STUDY TEXT:
Thank you geetee, you explained shares and bonuses much better than me. You really did go to B School - CAPM on a cycle thread. Its amazing what we cover!!
but ultimately the higher degree of risk should be compensated by a higher return.
Again you state that share investment is a risk worthy of tax benefits, its just a value judgement based on giving preference to earning money from one source rather than another. I just do not see owning shares as any more worthy of tax breaks than earning money from employment.
Tax earnings as earnings no matter what the source.
Well put geetee1972.
TJ - plenty of people who work for listed companies have shares in them, not just senior management. We have a family friend who worked for Bank Of Scotland for 30 years as branch staff then later as a branch "troubleshooter".
He'd put money into shares most of his working life, and held a large part of his wealth as HBOS shares when he retired in 2008. You can probably work the rest out - he's not having the retirement he had hoped for.
MSP I think you are partially right but bear in mind that income from selling vested shares as an employee is not share investment it is deferred salary that had a higher risk than regular salary.
OK say someone works for a private company, gets paid 50k a year, and earns a bonus of 50k in shares, sells the shares but takes a loss and only gets 40k for them
50k,
8k taxable allowance
taxed 20% on 29,500 = 5900
taxed 40% on 12,500 = 5000
10k capital gains allowance
taxed 28% on 30,000 = 8400
total 19300
Then say you have a Doctor employed direct by the health authority earning 80k
8k taxable allowance
taxed 20% on 29,500 = 05900
taxed 40% on 42,500 = 17500
total = 23400
The reality is the person getting the shares, even after making a loss on those shares, still earns 10k more and pays less tax. And that's at the 40% tax rate and not taking into account NI. We all get a raw deal from this, we have to pay more tax to make up the shortfall of these loopholes.
Its not just a matter of taking capital gains up to the income tax levels, they could meet somewhere in-between. Levelling the playing field between income and capital gains tax and allowances would give a boost to the income of the majority of the country.
Actually I think I got that wrong, I seem to recall shares are taxed as income on issue, but not at the full value of the share, in fact usually far lower then the shares true value. iirc the value, as well as being low to start with, can be set some time in advance, and agreed with the HMRC at that point.

Page segmentation data
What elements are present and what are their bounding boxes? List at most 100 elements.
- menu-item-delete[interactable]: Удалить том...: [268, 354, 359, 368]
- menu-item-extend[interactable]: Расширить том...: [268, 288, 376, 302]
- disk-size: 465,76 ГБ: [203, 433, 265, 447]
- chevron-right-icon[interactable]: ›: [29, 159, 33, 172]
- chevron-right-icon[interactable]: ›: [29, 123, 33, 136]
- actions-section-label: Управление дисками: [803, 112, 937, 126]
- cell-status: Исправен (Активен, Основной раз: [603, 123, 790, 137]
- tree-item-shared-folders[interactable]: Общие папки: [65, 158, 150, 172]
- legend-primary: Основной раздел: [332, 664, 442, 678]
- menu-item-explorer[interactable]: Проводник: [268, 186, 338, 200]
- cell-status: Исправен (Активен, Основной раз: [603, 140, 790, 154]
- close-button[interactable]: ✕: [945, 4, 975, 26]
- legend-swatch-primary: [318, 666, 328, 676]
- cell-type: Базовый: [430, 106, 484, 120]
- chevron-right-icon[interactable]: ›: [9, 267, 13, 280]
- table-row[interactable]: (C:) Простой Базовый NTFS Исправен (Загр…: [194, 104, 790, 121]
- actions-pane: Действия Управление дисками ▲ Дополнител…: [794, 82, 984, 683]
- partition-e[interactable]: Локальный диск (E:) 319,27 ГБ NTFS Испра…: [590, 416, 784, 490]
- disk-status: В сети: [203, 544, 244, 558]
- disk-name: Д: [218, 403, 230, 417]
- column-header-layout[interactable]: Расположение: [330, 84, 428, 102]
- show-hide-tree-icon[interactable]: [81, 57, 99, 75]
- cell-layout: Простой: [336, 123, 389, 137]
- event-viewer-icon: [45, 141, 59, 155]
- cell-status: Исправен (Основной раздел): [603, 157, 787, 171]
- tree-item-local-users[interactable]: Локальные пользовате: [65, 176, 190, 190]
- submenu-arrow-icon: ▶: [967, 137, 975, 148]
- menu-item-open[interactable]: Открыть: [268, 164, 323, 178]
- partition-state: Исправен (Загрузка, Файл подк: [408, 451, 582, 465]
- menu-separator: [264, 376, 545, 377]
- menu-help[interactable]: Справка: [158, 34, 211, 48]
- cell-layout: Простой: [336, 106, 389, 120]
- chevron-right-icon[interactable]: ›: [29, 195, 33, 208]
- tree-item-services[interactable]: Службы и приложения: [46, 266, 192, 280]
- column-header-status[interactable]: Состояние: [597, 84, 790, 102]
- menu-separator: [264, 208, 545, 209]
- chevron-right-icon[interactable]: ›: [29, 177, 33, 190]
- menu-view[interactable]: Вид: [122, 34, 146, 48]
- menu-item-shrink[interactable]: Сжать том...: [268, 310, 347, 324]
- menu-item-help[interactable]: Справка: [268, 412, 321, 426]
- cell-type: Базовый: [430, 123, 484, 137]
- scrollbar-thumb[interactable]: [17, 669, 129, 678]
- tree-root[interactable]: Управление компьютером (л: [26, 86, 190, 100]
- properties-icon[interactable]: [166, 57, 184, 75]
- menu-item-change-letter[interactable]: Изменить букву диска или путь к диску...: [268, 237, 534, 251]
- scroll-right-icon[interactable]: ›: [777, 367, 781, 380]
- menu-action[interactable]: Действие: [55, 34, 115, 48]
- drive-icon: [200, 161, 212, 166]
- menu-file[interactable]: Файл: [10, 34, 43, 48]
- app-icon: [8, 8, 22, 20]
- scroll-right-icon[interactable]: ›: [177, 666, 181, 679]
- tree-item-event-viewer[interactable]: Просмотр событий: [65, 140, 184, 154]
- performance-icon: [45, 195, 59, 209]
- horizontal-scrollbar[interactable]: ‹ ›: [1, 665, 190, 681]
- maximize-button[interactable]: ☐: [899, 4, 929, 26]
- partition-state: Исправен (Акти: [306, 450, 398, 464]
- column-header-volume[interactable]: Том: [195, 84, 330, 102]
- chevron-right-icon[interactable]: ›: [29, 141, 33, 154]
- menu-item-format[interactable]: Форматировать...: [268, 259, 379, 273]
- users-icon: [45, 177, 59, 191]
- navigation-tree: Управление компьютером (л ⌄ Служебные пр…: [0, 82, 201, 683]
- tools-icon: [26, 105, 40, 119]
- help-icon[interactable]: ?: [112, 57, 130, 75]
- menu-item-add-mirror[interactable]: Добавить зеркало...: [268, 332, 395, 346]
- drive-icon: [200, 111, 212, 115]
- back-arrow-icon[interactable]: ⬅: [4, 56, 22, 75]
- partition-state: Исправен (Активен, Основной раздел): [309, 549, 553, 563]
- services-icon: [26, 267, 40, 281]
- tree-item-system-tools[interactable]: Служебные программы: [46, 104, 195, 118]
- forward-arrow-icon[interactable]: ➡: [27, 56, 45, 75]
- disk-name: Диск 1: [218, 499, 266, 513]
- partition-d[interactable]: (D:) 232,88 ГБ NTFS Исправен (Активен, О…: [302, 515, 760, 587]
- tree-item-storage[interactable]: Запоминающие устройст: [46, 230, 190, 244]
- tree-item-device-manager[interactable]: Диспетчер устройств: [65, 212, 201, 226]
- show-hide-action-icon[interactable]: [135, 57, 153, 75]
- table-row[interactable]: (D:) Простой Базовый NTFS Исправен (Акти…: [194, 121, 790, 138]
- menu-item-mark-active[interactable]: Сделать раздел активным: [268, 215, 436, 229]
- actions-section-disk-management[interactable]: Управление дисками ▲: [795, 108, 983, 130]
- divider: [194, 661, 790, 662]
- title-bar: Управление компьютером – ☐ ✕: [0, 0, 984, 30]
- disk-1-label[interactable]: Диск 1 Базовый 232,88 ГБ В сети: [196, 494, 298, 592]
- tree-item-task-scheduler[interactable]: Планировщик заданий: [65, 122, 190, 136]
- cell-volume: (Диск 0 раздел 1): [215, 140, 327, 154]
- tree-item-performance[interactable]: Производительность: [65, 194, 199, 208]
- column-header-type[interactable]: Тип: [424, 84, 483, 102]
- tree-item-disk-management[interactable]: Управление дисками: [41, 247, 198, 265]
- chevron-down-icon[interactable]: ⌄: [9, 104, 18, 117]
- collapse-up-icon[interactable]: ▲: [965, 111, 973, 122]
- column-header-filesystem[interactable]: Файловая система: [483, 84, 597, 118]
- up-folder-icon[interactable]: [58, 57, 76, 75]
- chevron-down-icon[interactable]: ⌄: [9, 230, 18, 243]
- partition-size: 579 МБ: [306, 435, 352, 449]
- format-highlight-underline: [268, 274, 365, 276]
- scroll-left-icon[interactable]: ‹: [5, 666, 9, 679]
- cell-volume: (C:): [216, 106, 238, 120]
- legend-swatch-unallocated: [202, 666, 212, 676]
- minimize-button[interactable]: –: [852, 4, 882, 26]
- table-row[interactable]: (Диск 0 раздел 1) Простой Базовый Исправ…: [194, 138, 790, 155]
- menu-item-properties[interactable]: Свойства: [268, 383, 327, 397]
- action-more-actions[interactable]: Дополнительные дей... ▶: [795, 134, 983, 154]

WHAT YOU WILL DO:
**1)** Answer these about the thread on taxing shares versus employment income:
(a) How many years did the family friend work for Bank of Scotland?
(b) In what year did he retire?
(c) What salary does the Doctor in the second example earn?
**2)** Can you carry on the thread about taxing shares versus employment income from where it stops?

PER-TASK ANSWERS:
**1)**
(a) 30 years
(b) 2008
(c) 80k

**2)**
Surely the aim for HMRC and the government should be to move as many people as possible to be regular PAYE that way avoiding all this tax avoiding rigmarole?
And the "progressive" tax system mentioned earlier is surely a euphemism.High earners pay more tax even if they are taxed at the same basic rate so why penalise them with higher levels?
Either my employer and HMRC have got this wrong or shares are taxed as income when released from a share scheme. When I cash in shares from my share incentive scheme it's paid through the normal payroll system and I have to pay income tax on it. Even the capital gain on any increase in value of the shares goes through PAYE so is taxed as income, as are any reinvested dividends. Even if I take the shares as shares I have to pay income tax on them. Do any of those who think its taxed as a capital gain actually have share incentive schemes or are you making this up?
TJ PWC is a limited liability partnership (LLP), it's not the same structure as a Ltd company or a PLC. The meaning differs around the world, but ultimately, if you make equity partner (in PWC or any law firm which also uses LLP as its structure) then ostensibly you have to buy in. This costs a small fotune, so much that usually it's facilitated by taking a big discount against your salary/share structure of some time.So all in, there is a significant investment and therefore risk (even if the LLP shields you as an individual).
I can categorically tell you that not one part of that is actually accurate. I'm a Partner at PwC.